### What is expected
Skip any picture you find and retype all the remaining lines exactly.

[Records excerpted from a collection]

-- -- --

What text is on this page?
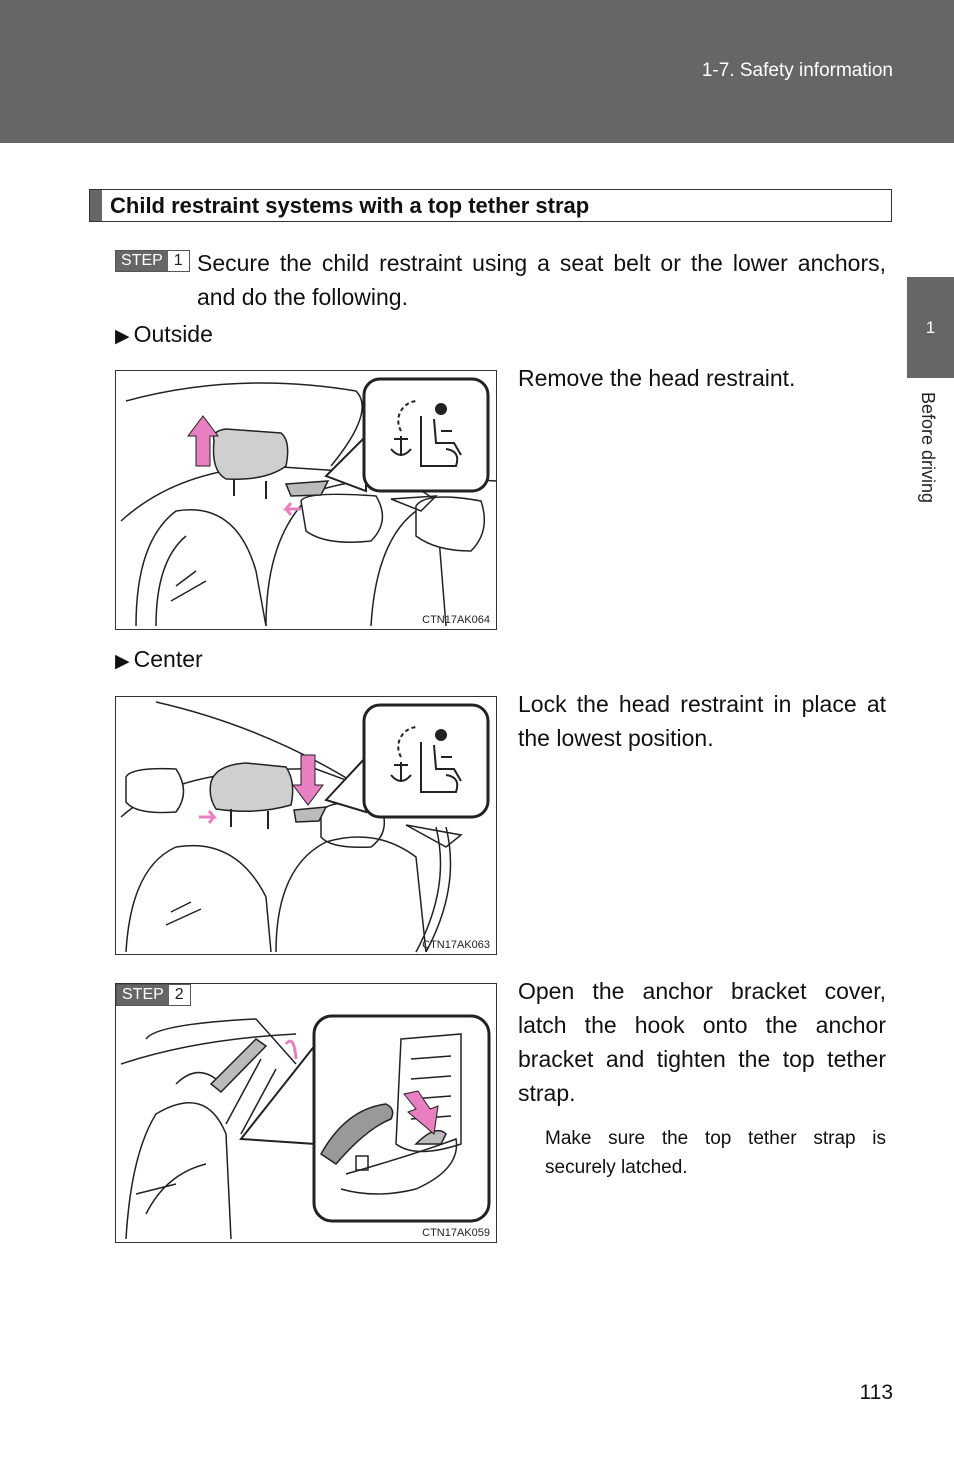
1-7. Safety information
1
Before driving
Child restraint systems with a top tether strap
STEP 1 Secure the child restraint using a seat belt or the lower anchors, and do the following.
▶ Outside
CTN17AK064
Remove the head restraint.
▶ Center
CTN17AK063
Lock the head restraint in place at the lowest position.
STEP 2
CTN17AK059
Open the anchor bracket cover, latch the hook onto the anchor bracket and tighten the top tether strap.
Make sure the top tether strap is securely latched.
113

-- -- --

### Full answer
What text is on this page?
1-7. Safety information
1
Before driving
Child restraint systems with a top tether strap
STEP 1 Secure the child restraint using a seat belt or the lower anchors, and do the following.
▶ Outside
CTN17AK064
Remove the head restraint.
▶ Center
CTN17AK063
Lock the head restraint in place at the lowest position.
STEP 2
CTN17AK059
Open the anchor bracket cover, latch the hook onto the anchor bracket and tighten the top tether strap.
Make sure the top tether strap is securely latched.
113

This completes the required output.